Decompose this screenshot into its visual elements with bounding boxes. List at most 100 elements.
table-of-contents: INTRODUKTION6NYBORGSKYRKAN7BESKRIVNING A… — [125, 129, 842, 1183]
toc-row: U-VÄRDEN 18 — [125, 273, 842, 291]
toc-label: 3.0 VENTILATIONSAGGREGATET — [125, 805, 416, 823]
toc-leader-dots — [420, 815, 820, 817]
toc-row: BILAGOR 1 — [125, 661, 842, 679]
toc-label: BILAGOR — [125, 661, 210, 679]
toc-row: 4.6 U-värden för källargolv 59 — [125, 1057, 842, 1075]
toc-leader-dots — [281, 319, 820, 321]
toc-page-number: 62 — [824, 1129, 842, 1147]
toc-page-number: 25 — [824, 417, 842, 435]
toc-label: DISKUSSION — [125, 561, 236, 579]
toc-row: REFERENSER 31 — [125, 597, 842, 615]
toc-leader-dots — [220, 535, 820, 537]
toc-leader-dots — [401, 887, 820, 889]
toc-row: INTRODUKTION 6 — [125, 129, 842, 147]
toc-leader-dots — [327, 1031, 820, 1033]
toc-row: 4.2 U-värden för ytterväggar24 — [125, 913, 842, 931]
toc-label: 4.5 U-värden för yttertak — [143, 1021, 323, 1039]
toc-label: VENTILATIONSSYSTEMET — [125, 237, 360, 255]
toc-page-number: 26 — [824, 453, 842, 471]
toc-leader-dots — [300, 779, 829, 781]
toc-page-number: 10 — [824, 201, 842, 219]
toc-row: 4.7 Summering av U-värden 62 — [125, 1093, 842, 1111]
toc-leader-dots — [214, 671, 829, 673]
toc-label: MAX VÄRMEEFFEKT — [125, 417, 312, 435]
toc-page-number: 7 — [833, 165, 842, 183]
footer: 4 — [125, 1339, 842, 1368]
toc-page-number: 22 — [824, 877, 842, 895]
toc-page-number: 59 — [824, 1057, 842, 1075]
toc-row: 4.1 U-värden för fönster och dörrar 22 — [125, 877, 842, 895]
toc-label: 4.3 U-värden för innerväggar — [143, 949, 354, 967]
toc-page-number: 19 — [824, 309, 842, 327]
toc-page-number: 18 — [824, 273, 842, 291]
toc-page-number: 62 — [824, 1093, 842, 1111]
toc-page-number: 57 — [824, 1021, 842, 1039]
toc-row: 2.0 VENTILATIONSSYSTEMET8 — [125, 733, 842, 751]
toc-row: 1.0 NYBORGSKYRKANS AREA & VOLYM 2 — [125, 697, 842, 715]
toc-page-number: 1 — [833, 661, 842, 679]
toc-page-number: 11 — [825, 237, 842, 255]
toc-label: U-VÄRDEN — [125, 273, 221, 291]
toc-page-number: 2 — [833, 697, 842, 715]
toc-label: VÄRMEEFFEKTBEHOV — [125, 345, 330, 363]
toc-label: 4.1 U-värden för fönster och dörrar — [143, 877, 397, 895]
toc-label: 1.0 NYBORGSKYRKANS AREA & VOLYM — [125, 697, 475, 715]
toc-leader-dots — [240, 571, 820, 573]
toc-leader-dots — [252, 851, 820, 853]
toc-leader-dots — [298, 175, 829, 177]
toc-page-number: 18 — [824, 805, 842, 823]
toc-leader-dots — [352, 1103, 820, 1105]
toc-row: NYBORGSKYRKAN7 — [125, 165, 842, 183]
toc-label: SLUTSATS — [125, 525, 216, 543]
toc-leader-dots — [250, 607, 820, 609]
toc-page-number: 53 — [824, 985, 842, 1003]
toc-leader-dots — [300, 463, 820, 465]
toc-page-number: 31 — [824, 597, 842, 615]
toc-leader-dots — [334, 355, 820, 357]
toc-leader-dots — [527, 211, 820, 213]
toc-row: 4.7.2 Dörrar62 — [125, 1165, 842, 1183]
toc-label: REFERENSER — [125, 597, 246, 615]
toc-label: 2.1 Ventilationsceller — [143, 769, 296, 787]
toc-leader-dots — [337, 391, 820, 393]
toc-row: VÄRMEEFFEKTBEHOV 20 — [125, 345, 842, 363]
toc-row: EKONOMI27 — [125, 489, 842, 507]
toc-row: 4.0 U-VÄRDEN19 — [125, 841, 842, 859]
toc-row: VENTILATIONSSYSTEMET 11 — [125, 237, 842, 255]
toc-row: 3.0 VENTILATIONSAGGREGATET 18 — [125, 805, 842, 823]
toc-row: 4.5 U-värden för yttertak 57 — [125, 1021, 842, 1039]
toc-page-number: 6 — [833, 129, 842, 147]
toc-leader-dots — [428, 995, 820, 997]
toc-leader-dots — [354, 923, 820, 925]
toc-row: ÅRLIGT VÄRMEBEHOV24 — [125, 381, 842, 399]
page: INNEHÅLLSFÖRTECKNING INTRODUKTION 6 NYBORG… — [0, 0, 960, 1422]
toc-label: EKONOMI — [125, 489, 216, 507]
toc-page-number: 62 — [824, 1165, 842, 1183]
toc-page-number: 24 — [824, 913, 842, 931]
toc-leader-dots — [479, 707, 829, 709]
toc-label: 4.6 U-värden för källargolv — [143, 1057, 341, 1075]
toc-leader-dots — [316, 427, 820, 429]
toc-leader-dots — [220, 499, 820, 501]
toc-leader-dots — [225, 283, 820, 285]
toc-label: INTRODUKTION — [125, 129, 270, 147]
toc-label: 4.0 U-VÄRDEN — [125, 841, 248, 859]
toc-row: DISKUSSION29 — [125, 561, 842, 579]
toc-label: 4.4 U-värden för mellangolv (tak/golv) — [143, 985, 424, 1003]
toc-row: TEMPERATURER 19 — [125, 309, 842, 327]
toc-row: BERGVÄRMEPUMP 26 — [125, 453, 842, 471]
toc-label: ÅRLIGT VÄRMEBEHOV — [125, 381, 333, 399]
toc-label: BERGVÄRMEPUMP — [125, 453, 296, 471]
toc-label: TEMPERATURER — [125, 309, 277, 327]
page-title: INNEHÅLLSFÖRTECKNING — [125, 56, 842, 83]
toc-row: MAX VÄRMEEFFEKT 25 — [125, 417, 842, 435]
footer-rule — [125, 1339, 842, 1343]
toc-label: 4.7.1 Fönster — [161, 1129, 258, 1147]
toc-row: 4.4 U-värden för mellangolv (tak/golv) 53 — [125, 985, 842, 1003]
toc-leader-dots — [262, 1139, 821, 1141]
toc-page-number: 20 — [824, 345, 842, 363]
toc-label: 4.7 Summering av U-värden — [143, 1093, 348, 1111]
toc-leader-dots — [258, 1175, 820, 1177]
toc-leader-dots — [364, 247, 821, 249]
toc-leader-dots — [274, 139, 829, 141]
+ + +
### The task
Can you give these lines again, changing each "toc-leader-dots" to "dot-leader" and keeping everything else the same?

### Task answer
Decompose this screenshot into its visual elements with bounding boxes. List at most 100 elements.
table-of-contents: INTRODUKTION6NYBORGSKYRKAN7BESKRIVNING A… — [125, 129, 842, 1183]
toc-row: U-VÄRDEN 18 — [125, 273, 842, 291]
toc-label: 3.0 VENTILATIONSAGGREGATET — [125, 805, 416, 823]
dot-leader — [420, 815, 820, 817]
toc-row: BILAGOR 1 — [125, 661, 842, 679]
toc-label: BILAGOR — [125, 661, 210, 679]
toc-row: 4.6 U-värden för källargolv 59 — [125, 1057, 842, 1075]
dot-leader — [281, 319, 820, 321]
toc-page-number: 62 — [824, 1129, 842, 1147]
toc-page-number: 25 — [824, 417, 842, 435]
toc-label: DISKUSSION — [125, 561, 236, 579]
toc-row: REFERENSER 31 — [125, 597, 842, 615]
dot-leader — [220, 535, 820, 537]
dot-leader — [401, 887, 820, 889]
toc-row: INTRODUKTION 6 — [125, 129, 842, 147]
dot-leader — [327, 1031, 820, 1033]
toc-row: 4.2 U-värden för ytterväggar24 — [125, 913, 842, 931]
toc-label: 4.5 U-värden för yttertak — [143, 1021, 323, 1039]
toc-label: VENTILATIONSSYSTEMET — [125, 237, 360, 255]
toc-page-number: 26 — [824, 453, 842, 471]
dot-leader — [300, 779, 829, 781]
toc-page-number: 10 — [824, 201, 842, 219]
toc-row: 4.7 Summering av U-värden 62 — [125, 1093, 842, 1111]
dot-leader — [214, 671, 829, 673]
toc-label: MAX VÄRMEEFFEKT — [125, 417, 312, 435]
toc-page-number: 7 — [833, 165, 842, 183]
footer: 4 — [125, 1339, 842, 1368]
toc-page-number: 22 — [824, 877, 842, 895]
toc-page-number: 59 — [824, 1057, 842, 1075]
toc-row: 4.1 U-värden för fönster och dörrar 22 — [125, 877, 842, 895]
toc-label: 4.3 U-värden för innerväggar — [143, 949, 354, 967]
toc-page-number: 19 — [824, 309, 842, 327]
toc-page-number: 18 — [824, 273, 842, 291]
toc-page-number: 62 — [824, 1093, 842, 1111]
toc-page-number: 57 — [824, 1021, 842, 1039]
toc-row: 2.0 VENTILATIONSSYSTEMET8 — [125, 733, 842, 751]
toc-row: 1.0 NYBORGSKYRKANS AREA & VOLYM 2 — [125, 697, 842, 715]
toc-page-number: 1 — [833, 661, 842, 679]
toc-page-number: 11 — [825, 237, 842, 255]
toc-label: U-VÄRDEN — [125, 273, 221, 291]
toc-page-number: 2 — [833, 697, 842, 715]
toc-label: VÄRMEEFFEKTBEHOV — [125, 345, 330, 363]
toc-label: 4.1 U-värden för fönster och dörrar — [143, 877, 397, 895]
toc-label: 1.0 NYBORGSKYRKANS AREA & VOLYM — [125, 697, 475, 715]
dot-leader — [240, 571, 820, 573]
dot-leader — [252, 851, 820, 853]
dot-leader — [298, 175, 829, 177]
toc-page-number: 18 — [824, 805, 842, 823]
dot-leader — [352, 1103, 820, 1105]
toc-row: NYBORGSKYRKAN7 — [125, 165, 842, 183]
toc-label: SLUTSATS — [125, 525, 216, 543]
dot-leader — [250, 607, 820, 609]
toc-page-number: 53 — [824, 985, 842, 1003]
dot-leader — [300, 463, 820, 465]
toc-page-number: 31 — [824, 597, 842, 615]
dot-leader — [334, 355, 820, 357]
dot-leader — [527, 211, 820, 213]
toc-row: 4.7.2 Dörrar62 — [125, 1165, 842, 1183]
toc-label: REFERENSER — [125, 597, 246, 615]
toc-label: 2.1 Ventilationsceller — [143, 769, 296, 787]
dot-leader — [337, 391, 820, 393]
toc-row: VÄRMEEFFEKTBEHOV 20 — [125, 345, 842, 363]
toc-row: EKONOMI27 — [125, 489, 842, 507]
toc-row: 4.0 U-VÄRDEN19 — [125, 841, 842, 859]
toc-row: VENTILATIONSSYSTEMET 11 — [125, 237, 842, 255]
toc-row: 3.0 VENTILATIONSAGGREGATET 18 — [125, 805, 842, 823]
toc-row: 4.5 U-värden för yttertak 57 — [125, 1021, 842, 1039]
toc-page-number: 6 — [833, 129, 842, 147]
dot-leader — [428, 995, 820, 997]
dot-leader — [354, 923, 820, 925]
toc-row: ÅRLIGT VÄRMEBEHOV24 — [125, 381, 842, 399]
page: INNEHÅLLSFÖRTECKNING INTRODUKTION 6 NYBORG… — [0, 0, 960, 1422]
toc-label: EKONOMI — [125, 489, 216, 507]
toc-page-number: 62 — [824, 1165, 842, 1183]
toc-page-number: 24 — [824, 913, 842, 931]
dot-leader — [479, 707, 829, 709]
toc-label: 4.6 U-värden för källargolv — [143, 1057, 341, 1075]
dot-leader — [316, 427, 820, 429]
dot-leader — [220, 499, 820, 501]
dot-leader — [225, 283, 820, 285]
toc-label: INTRODUKTION — [125, 129, 270, 147]
toc-label: 4.0 U-VÄRDEN — [125, 841, 248, 859]
toc-row: DISKUSSION29 — [125, 561, 842, 579]
toc-label: 4.4 U-värden för mellangolv (tak/golv) — [143, 985, 424, 1003]
toc-row: TEMPERATURER 19 — [125, 309, 842, 327]
toc-row: BERGVÄRMEPUMP 26 — [125, 453, 842, 471]
toc-label: ÅRLIGT VÄRMEBEHOV — [125, 381, 333, 399]
toc-label: BERGVÄRMEPUMP — [125, 453, 296, 471]
toc-label: TEMPERATURER — [125, 309, 277, 327]
page-title: INNEHÅLLSFÖRTECKNING — [125, 56, 842, 83]
toc-row: MAX VÄRMEEFFEKT 25 — [125, 417, 842, 435]
footer-rule — [125, 1339, 842, 1343]
toc-label: 4.7.1 Fönster — [161, 1129, 258, 1147]
toc-row: 4.4 U-värden för mellangolv (tak/golv) 53 — [125, 985, 842, 1003]
dot-leader — [262, 1139, 821, 1141]
toc-page-number: 20 — [824, 345, 842, 363]
toc-label: 4.7 Summering av U-värden — [143, 1093, 348, 1111]
dot-leader — [258, 1175, 820, 1177]
dot-leader — [364, 247, 821, 249]
dot-leader — [274, 139, 829, 141]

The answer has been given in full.